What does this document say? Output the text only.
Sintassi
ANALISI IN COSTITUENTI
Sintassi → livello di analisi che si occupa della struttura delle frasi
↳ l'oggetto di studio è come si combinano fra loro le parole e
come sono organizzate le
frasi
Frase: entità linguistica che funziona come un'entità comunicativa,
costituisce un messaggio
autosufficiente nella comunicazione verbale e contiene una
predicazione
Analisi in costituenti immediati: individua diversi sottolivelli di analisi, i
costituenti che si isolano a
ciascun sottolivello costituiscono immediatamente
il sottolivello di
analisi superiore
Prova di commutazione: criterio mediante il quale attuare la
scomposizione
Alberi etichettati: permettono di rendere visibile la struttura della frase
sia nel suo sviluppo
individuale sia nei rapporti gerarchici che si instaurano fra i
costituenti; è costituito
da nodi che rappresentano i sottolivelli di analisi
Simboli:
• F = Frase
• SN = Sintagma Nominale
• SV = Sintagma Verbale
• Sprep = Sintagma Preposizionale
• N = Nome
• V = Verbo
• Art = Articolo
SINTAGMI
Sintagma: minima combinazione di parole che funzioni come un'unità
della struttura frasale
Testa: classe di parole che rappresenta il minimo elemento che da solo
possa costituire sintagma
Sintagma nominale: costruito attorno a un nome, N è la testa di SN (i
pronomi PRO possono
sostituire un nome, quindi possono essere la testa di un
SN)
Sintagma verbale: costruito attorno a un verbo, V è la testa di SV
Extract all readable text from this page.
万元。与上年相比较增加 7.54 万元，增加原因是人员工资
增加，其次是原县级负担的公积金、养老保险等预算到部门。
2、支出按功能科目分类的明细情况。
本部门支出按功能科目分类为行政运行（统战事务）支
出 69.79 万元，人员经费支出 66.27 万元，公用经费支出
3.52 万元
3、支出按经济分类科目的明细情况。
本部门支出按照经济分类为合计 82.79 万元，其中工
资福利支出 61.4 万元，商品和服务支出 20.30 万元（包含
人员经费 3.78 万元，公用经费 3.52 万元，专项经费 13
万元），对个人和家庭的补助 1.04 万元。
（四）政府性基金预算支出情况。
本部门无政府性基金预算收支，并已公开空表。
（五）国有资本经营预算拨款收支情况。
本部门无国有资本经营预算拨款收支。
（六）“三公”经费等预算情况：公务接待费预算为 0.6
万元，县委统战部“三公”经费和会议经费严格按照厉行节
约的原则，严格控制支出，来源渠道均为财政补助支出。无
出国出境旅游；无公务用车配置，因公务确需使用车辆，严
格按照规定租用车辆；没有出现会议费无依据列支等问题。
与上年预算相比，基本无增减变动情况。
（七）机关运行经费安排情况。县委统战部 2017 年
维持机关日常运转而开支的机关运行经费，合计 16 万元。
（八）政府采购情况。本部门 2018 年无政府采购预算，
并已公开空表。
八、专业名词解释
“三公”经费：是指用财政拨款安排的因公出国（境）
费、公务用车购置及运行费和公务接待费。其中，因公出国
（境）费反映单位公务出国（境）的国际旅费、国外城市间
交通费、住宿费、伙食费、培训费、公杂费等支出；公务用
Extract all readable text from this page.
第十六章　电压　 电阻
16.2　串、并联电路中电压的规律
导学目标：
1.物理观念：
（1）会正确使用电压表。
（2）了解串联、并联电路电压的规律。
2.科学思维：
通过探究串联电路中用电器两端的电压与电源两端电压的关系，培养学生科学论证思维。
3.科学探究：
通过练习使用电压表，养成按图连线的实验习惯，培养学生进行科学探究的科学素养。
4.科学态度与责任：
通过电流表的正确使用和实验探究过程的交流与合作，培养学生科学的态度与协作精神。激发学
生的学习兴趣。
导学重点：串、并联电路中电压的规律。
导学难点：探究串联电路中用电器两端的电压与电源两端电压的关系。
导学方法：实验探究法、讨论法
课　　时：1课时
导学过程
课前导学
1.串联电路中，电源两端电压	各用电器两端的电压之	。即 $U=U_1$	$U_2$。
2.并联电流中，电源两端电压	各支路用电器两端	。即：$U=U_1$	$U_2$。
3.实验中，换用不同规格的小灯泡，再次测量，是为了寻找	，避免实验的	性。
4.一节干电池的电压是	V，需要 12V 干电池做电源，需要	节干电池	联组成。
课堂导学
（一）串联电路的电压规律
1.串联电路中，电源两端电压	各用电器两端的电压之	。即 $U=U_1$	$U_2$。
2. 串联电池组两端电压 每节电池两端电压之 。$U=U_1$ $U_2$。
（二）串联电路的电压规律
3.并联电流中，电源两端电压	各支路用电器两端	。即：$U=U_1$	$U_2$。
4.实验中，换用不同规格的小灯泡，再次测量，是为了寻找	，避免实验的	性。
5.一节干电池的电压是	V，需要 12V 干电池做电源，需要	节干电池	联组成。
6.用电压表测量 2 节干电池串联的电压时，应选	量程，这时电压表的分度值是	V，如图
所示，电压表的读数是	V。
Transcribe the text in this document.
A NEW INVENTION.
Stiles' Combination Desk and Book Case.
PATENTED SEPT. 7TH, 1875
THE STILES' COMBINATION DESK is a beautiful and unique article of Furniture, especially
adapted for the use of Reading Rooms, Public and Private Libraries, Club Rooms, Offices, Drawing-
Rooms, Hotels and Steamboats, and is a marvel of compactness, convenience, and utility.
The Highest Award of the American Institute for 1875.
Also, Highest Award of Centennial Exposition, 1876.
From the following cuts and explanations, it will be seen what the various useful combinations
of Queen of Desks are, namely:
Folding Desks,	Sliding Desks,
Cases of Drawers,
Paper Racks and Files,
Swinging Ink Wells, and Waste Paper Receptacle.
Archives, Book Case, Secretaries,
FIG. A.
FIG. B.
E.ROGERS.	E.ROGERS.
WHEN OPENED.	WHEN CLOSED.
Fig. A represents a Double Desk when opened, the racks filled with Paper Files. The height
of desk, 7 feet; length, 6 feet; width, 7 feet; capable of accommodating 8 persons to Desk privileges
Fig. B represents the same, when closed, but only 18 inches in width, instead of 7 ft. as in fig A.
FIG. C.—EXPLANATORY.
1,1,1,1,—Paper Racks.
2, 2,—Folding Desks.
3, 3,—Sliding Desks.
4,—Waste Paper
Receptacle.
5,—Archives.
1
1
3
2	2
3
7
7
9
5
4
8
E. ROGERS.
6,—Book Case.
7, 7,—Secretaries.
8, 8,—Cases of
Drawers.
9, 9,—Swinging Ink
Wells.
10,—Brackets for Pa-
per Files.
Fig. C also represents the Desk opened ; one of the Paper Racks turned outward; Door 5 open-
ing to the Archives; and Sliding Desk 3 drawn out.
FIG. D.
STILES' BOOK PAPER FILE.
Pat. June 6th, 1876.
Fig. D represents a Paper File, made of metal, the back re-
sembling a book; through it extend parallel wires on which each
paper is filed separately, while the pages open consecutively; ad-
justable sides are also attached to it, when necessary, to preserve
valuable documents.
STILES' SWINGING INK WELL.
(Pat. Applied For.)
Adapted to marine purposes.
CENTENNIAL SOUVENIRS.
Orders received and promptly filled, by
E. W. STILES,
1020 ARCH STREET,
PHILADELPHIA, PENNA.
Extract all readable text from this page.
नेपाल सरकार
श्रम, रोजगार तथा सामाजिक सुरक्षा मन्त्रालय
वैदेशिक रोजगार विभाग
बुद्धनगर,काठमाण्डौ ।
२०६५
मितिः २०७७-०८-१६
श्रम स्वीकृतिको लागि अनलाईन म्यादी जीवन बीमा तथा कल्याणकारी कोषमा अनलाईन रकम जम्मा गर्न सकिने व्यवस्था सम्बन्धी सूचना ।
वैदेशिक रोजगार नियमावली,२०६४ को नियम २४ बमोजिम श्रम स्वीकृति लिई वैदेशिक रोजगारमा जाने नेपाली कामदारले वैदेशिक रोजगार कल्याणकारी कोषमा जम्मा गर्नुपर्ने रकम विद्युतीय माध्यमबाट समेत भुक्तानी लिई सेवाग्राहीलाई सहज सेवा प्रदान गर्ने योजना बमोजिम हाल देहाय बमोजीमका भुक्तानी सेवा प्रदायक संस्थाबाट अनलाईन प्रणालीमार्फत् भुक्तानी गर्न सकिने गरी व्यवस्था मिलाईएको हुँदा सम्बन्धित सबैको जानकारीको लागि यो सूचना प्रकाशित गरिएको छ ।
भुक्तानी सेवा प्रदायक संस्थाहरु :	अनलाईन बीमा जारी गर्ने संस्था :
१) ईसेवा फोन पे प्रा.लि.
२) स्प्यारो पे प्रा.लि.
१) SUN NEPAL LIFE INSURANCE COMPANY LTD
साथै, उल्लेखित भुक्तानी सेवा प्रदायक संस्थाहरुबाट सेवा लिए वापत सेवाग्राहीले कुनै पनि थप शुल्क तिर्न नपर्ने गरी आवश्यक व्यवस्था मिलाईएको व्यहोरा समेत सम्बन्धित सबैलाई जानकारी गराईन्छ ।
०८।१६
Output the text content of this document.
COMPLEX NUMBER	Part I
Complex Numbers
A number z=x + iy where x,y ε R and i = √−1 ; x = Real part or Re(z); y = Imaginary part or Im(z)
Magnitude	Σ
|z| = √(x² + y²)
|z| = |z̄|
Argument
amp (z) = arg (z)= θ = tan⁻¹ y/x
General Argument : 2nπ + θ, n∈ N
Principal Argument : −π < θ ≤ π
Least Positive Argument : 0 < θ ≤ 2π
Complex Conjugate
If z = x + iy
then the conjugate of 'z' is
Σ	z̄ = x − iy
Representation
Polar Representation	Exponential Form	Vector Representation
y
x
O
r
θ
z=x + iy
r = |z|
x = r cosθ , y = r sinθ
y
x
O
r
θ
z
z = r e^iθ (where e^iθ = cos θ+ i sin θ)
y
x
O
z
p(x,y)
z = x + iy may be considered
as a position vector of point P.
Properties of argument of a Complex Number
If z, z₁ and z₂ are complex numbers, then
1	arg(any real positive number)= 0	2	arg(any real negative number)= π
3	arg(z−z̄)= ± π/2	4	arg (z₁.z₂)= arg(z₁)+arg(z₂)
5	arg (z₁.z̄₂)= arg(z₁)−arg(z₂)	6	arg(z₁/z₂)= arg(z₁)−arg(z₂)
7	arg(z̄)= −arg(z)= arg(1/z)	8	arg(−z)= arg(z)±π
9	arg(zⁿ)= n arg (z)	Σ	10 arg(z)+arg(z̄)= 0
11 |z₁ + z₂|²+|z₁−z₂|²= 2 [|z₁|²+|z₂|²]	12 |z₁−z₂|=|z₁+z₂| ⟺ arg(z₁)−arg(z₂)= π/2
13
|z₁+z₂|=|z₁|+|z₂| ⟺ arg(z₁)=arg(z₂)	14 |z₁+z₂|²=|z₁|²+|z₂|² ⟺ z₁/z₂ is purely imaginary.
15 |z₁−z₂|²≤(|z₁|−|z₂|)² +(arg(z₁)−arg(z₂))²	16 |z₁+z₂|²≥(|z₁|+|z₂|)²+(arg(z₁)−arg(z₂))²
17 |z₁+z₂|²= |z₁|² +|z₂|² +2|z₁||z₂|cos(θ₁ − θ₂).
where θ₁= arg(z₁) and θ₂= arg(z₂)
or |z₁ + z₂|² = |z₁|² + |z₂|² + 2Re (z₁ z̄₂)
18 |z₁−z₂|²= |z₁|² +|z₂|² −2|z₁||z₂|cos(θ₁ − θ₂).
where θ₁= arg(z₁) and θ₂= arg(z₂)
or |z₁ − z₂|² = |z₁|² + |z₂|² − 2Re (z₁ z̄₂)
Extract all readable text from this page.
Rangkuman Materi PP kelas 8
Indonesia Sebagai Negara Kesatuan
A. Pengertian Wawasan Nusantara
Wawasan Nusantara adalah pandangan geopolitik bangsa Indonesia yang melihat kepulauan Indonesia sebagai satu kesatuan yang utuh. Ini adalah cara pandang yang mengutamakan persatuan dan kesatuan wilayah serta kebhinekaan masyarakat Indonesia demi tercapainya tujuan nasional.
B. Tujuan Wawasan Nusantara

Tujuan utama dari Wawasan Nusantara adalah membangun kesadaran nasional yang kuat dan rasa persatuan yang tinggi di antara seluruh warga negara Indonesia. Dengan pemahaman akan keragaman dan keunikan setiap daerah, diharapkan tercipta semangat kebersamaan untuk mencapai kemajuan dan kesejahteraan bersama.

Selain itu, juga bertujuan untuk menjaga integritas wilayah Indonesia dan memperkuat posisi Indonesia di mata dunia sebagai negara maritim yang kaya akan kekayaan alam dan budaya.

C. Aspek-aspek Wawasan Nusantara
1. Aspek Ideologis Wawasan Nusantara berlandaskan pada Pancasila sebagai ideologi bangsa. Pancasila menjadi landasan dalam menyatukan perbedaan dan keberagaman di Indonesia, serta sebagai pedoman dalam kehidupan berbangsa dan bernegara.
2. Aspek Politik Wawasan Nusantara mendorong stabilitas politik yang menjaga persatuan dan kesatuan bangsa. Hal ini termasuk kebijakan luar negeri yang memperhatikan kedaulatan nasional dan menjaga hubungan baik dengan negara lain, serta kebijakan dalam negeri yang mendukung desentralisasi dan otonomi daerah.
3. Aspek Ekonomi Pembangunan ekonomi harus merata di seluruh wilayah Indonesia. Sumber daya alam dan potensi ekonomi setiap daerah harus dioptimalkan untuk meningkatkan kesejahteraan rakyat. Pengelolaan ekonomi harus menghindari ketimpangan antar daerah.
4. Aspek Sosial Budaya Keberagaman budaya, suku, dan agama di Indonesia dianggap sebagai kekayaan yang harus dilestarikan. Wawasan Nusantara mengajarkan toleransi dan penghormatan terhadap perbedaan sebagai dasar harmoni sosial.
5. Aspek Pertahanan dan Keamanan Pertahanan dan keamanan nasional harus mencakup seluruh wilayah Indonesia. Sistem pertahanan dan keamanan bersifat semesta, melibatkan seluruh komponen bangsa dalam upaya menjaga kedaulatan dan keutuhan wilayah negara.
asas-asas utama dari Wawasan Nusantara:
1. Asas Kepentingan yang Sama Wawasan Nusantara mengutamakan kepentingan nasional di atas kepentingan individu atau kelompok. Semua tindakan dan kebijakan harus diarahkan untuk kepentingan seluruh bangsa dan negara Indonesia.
+===+
- **What you need to do**:
In the entries above, find the lines containing the word "干电池做电源" and say how many there are, with no other words.

- **Answer to the problem**:
2